(YOUR GOAL) Tally how many lines hold the string "para". Your reply should be that number alone.

(DATA SHOWN)

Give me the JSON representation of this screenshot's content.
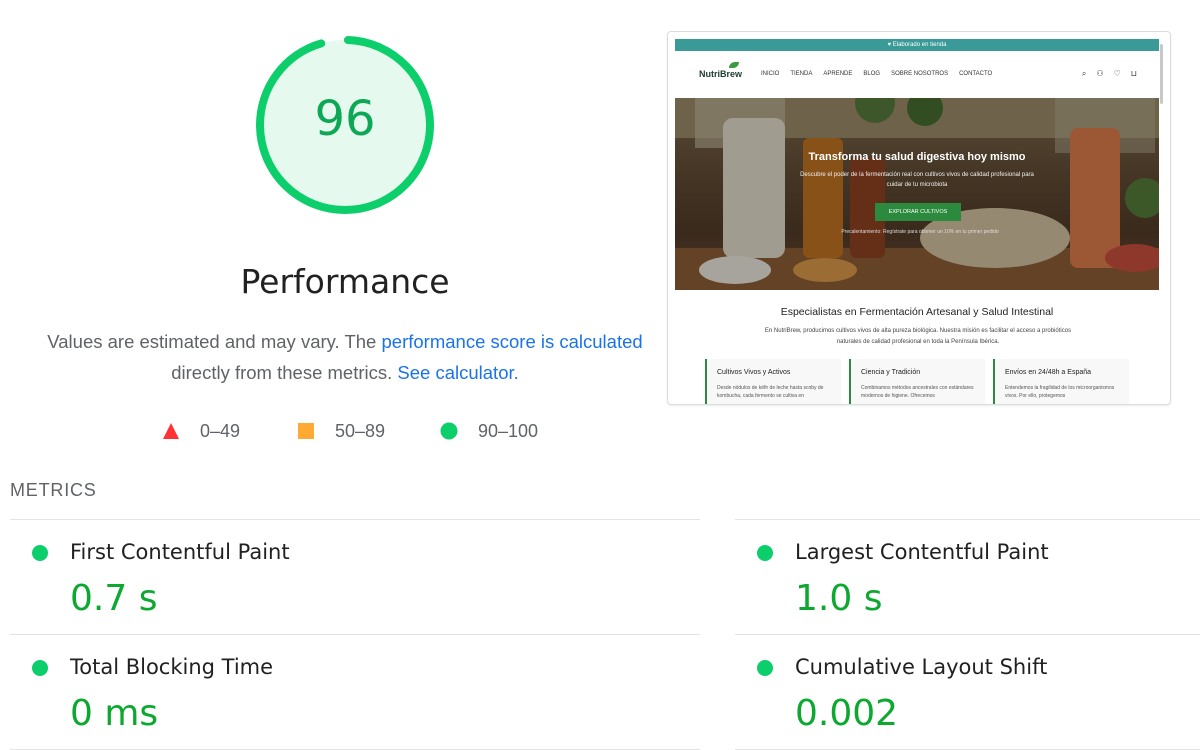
{
  "gauge": {
    "score": "96",
    "score_value": 0.96,
    "color": "#0cce6b",
    "bg": "#e6f9ef"
  },
  "performance": {
    "title": "Performance",
    "desc_prefix": "Values are estimated and may vary. The ",
    "desc_link": "performance score is calculated",
    "desc_mid": " directly from these metrics. ",
    "desc_link2": "See calculator."
  },
  "legend": [
    {
      "icon": "triangle-icon",
      "label": "0–49",
      "color": "#ff3333"
    },
    {
      "icon": "square-icon",
      "label": "50–89",
      "color": "#ffaa33"
    },
    {
      "icon": "circle-icon",
      "label": "90–100",
      "color": "#0cce6b"
    }
  ],
  "metrics": {
    "heading": "METRICS",
    "items": [
      {
        "name": "First Contentful Paint",
        "value": "0.7 s"
      },
      {
        "name": "Largest Contentful Paint",
        "value": "1.0 s"
      },
      {
        "name": "Total Blocking Time",
        "value": "0 ms"
      },
      {
        "name": "Cumulative Layout Shift",
        "value": "0.002"
      }
    ]
  },
  "screenshot": {
    "banner": "♥ Elaborado en tienda",
    "logo": "NutriBrew",
    "menu": [
      "INICIO",
      "TIENDA",
      "APRENDE",
      "BLOG",
      "SOBRE NOSOTROS",
      "CONTACTO"
    ],
    "hero_title": "Transforma tu salud digestiva hoy mismo",
    "hero_sub": "Descubre el poder de la fermentación real con cultivos vivos de calidad profesional para cuidar de tu microbiota",
    "hero_button": "EXPLORAR CULTIVOS",
    "hero_note": "Precalentamiento: Regístrate para obtener un 10% en tu primer pedido",
    "section_title": "Especialistas en Fermentación Artesanal y Salud Intestinal",
    "section_text": "En NutriBrew, producimos cultivos vivos de alta pureza biológica. Nuestra misión es facilitar el acceso a probióticos naturales de calidad profesional en toda la Península Ibérica.",
    "cards": [
      {
        "title": "Cultivos Vivos y Activos",
        "text": "Desde nódulos de kéfir de leche hasta scoby de kombucha, cada fermento se cultiva en"
      },
      {
        "title": "Ciencia y Tradición",
        "text": "Combinamos métodos ancestrales con estándares modernos de higiene. Ofrecemos"
      },
      {
        "title": "Envíos en 24/48h a España",
        "text": "Entendemos la fragilidad de los microorganismos vivos. Por ello, protegemos"
      }
    ]
  }
}
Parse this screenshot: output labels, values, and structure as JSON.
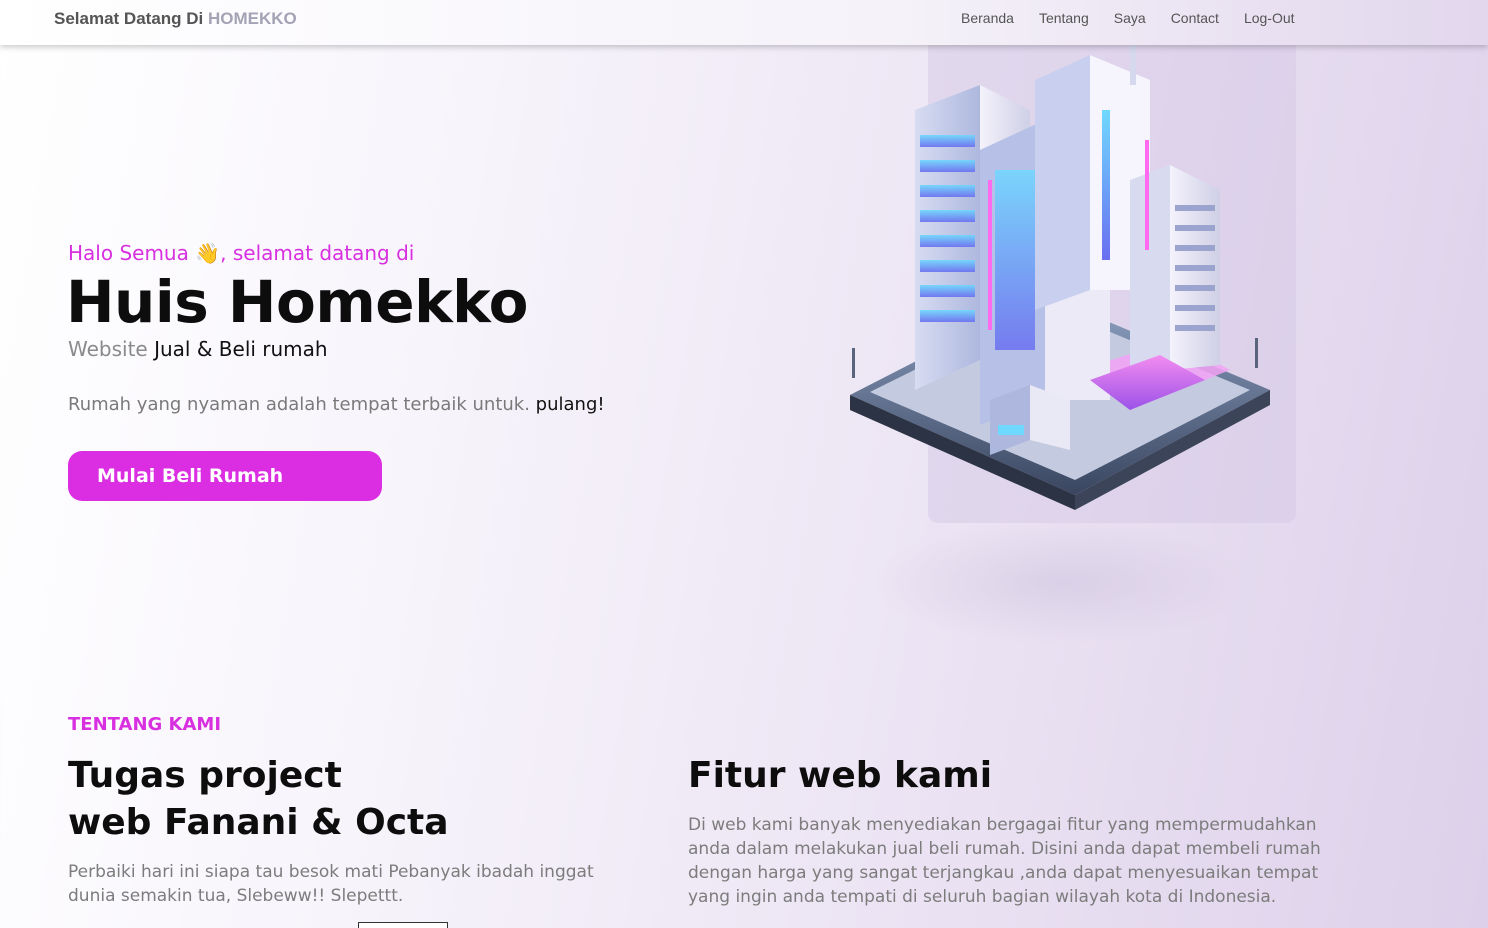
{
  "navbar": {
    "brand_prefix": "Selamat Datang Di",
    "brand_accent": "HOMEKKO",
    "links": [
      "Beranda",
      "Tentang",
      "Saya",
      "Contact",
      "Log-Out"
    ]
  },
  "hero": {
    "greeting_before": "Halo Semua ",
    "greeting_emoji": "👋",
    "greeting_after": ", selamat datang di",
    "title": "Huis Homekko",
    "subtitle_muted": "Website",
    "subtitle_rest": " Jual & Beli rumah",
    "tagline_muted": "Rumah yang nyaman adalah tempat terbaik untuk. ",
    "tagline_bold": "pulang!",
    "cta_label": "Mulai Beli Rumah"
  },
  "about": {
    "kicker": "TENTANG KAMI",
    "title_line1": "Tugas project",
    "title_line2": "web Fanani & Octa",
    "text": "Perbaiki hari ini siapa tau besok mati Pebanyak ibadah inggat dunia semakin tua, Slebeww!! Slepettt."
  },
  "features": {
    "title": "Fitur web kami",
    "text": "Di web kami banyak menyediakan bergagai fitur yang mempermudahkan anda dalam melakukan jual beli rumah. Disini anda dapat membeli rumah dengan harga yang sangat terjangkau ,anda dapat menyesuaikan tempat yang ingin anda tempati di seluruh bagian wilayah kota di Indonesia."
  },
  "colors": {
    "accent": "#db2ee3",
    "brand_accent": "#a3a3b5"
  },
  "icons": {
    "greeting": "waving-hand-icon",
    "hero_image": "isometric-building-illustration"
  }
}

(ANSWER TO THIS TASK) 2